» 課題 1:
敬語の種類を説明した文章を読み、次の問いに答えよ。
(a) 敬語の種類として挙げられている3つは何か。
(b) どんな敬語にも必ず内包されているものは何か。
(c) 例として示されている文①は何か。
» 課題 2:
次の各文が敬語の種類を説明した文章の内容と合うかどうかを答えよ。判断の決め手となる本文の言葉もそのまま引用すること。
(a) この文章では難しい文法議論をするつもりである。
(b) 3種の具体的な定義分けは、かなり曖昧になってくるとされている。
(c) まず「誰から」の敬意かを考えるよう述べている。
» 課題 3: 敬語の種類を説明した文章を、最後に示された文の後から書き継げ。

» 抜粋本文:
=====

【302】敬語表現②敬語の種類,誰から誰への敬意? |
◎敬語の種類◎ |
これはだれでも知っているでしょう。 |
〔尊敬〕 |
〔謙譲〕 |
〔丁寧〕 |
以上3種はだれでも知っていますが・・・さてここからが問題,そもそも〔尊敬〕だの〔謙譲〕だの〔丁寧〕だのって具体的にどういう定義分けするの?となるとかなり曖昧になってくる。ここではべつに難しい文法議論をするつもりはないので,この3種の意味あいの違いを次のように理解しましょう。 |
◎誰への敬意?◎ |
どんな敬語にも必ず,「誰から誰への敬意」かというものが内包されています。最初のうちはこれを丁寧に吟味することが敬語を理解する上で重要となります。最初のうちは面倒でもそれを怠らないでください。まずは「誰に」対する「敬意」かを考えてみましょう。 |
例えば次のような文があるとします。 |
①太郎,花子に文渡す。

=====

» 記録一覧:
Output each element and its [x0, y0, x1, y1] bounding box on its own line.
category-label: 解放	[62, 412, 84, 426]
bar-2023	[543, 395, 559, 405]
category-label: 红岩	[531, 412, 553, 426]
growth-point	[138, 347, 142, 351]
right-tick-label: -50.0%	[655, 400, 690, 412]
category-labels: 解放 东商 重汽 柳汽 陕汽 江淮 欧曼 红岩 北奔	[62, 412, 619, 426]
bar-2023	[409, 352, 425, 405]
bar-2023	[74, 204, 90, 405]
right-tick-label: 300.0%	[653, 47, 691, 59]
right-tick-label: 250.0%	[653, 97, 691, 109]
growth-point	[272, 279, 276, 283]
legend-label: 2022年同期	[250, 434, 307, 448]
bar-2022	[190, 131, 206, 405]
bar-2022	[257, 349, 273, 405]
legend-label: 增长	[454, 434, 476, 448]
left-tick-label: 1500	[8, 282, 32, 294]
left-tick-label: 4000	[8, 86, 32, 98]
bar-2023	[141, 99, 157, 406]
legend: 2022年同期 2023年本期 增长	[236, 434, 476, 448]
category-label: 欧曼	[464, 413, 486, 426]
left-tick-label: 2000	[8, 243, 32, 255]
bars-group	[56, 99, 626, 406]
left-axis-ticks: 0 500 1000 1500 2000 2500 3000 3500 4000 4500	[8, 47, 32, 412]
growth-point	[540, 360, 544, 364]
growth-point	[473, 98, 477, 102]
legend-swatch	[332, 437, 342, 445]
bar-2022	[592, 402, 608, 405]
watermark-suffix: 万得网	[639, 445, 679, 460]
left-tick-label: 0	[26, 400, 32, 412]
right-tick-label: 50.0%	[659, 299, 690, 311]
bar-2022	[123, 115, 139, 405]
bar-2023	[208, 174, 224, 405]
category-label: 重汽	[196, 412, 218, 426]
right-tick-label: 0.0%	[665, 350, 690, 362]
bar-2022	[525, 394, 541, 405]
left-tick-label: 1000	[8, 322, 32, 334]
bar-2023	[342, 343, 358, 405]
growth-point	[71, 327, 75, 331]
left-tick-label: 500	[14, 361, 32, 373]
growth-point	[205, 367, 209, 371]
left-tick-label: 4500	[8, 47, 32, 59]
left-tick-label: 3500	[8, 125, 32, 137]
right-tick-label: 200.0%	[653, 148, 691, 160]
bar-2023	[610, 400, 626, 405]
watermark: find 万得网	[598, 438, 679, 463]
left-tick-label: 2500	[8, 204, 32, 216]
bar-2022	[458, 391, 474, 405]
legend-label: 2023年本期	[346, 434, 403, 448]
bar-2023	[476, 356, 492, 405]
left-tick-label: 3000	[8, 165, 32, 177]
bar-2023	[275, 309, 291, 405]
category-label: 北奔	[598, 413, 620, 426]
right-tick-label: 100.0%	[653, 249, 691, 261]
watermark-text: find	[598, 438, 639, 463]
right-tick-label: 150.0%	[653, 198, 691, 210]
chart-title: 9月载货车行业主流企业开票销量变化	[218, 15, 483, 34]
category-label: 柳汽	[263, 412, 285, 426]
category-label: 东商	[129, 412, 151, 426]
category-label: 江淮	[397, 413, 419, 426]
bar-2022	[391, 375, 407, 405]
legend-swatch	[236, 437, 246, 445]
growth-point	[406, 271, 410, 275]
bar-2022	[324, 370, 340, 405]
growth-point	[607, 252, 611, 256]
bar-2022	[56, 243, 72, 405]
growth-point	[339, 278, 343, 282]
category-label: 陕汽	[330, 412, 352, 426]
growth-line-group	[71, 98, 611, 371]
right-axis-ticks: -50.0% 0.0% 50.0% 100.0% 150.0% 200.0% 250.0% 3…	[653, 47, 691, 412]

=====

» 解答 1:
(a) 尊敬、謙譲、丁寧
(b) 「誰から誰への敬意」か
(c) 太郎,花子に文渡す。

» 解答 2:
(a) いいえ。「ここではべつに難しい文法議論をするつもりはないので」
(b) はい。「具体的にどういう定義分けするの?となるとかなり曖昧になってくる」
(c) いいえ。「まずは「誰に」対する「敬意」かを考えてみましょう。」

» 解答 3:
②太郎,花子に文渡し給ふ。 ③太郎,花子に文渡し奉る。 ④太郎,花子に文渡し侍り。 |
詳しいことは後述するとしてここにある「給ふ」は〔尊敬〕, 「奉る」は〔謙譲〕,「侍り」は〔丁寧〕を意味する敬語(補助動詞)です。 |
①は「太郎は花子に手紙を渡す」,
②は「太郎は花子に手紙をお渡しになる」, ③は「太郎は花子に手紙を渡し申し上げる」, ④は「太郎は花子に手紙を渡します」とそれぞれ訳されます。 |
古文読解はとりあえず「訳」せればOKといえばそうなのだけど,これだけじゃなんかよくわかりませんね。そこで・・・
②~④に使われるそれぞれの敬語が「誰に」対する「敬意」かを考えてみると・・・ |
結論から言えば
②の「給ふ」は太郎に対する敬意を表しており, ③の「奉る」は花子に対する敬意を表しており, ④の「侍り」はこの文を読む読み手(聞き手)・・・つまり要するにここではこのブログを読むあなた自身に対する敬意を表しているわけです。 |
そして・・・
敬語とは人の動作を表す動詞につくもの(あるいは動詞そのもの)なわけですが, ②の場合手紙を書くのは「太郎」であり,「太郎」が「渡す」の主語で,
③の場合手紙を渡す相手は花子であり,花子がこの文の目的語で,
④のように
とりわけ,〔尊敬〕と〔謙譲〕の違いをよく理解してください。 |
◎誰からの敬意?◎ |
これは一言で言えば簡単です。
敬語は常に「話者」からの敬意を表します。 |
②太郎,花子に文渡し給ふ。
③太郎,花子に文渡し奉る。 ④太郎,花子に文渡し侍り。 ⑤太郎が従者曰く,太郎,花子に文渡し給ふ。 |
当然ながら②の「給ふ」,③の「奉る」,④の「侍り」は私からの敬意となり,
⑤は「太郎,花子に文渡し給ふ。」と言った太郎の従者からの敬意となります。 |
◎誰から誰への敬意?◎ |
ここまでのことをまとめてみます。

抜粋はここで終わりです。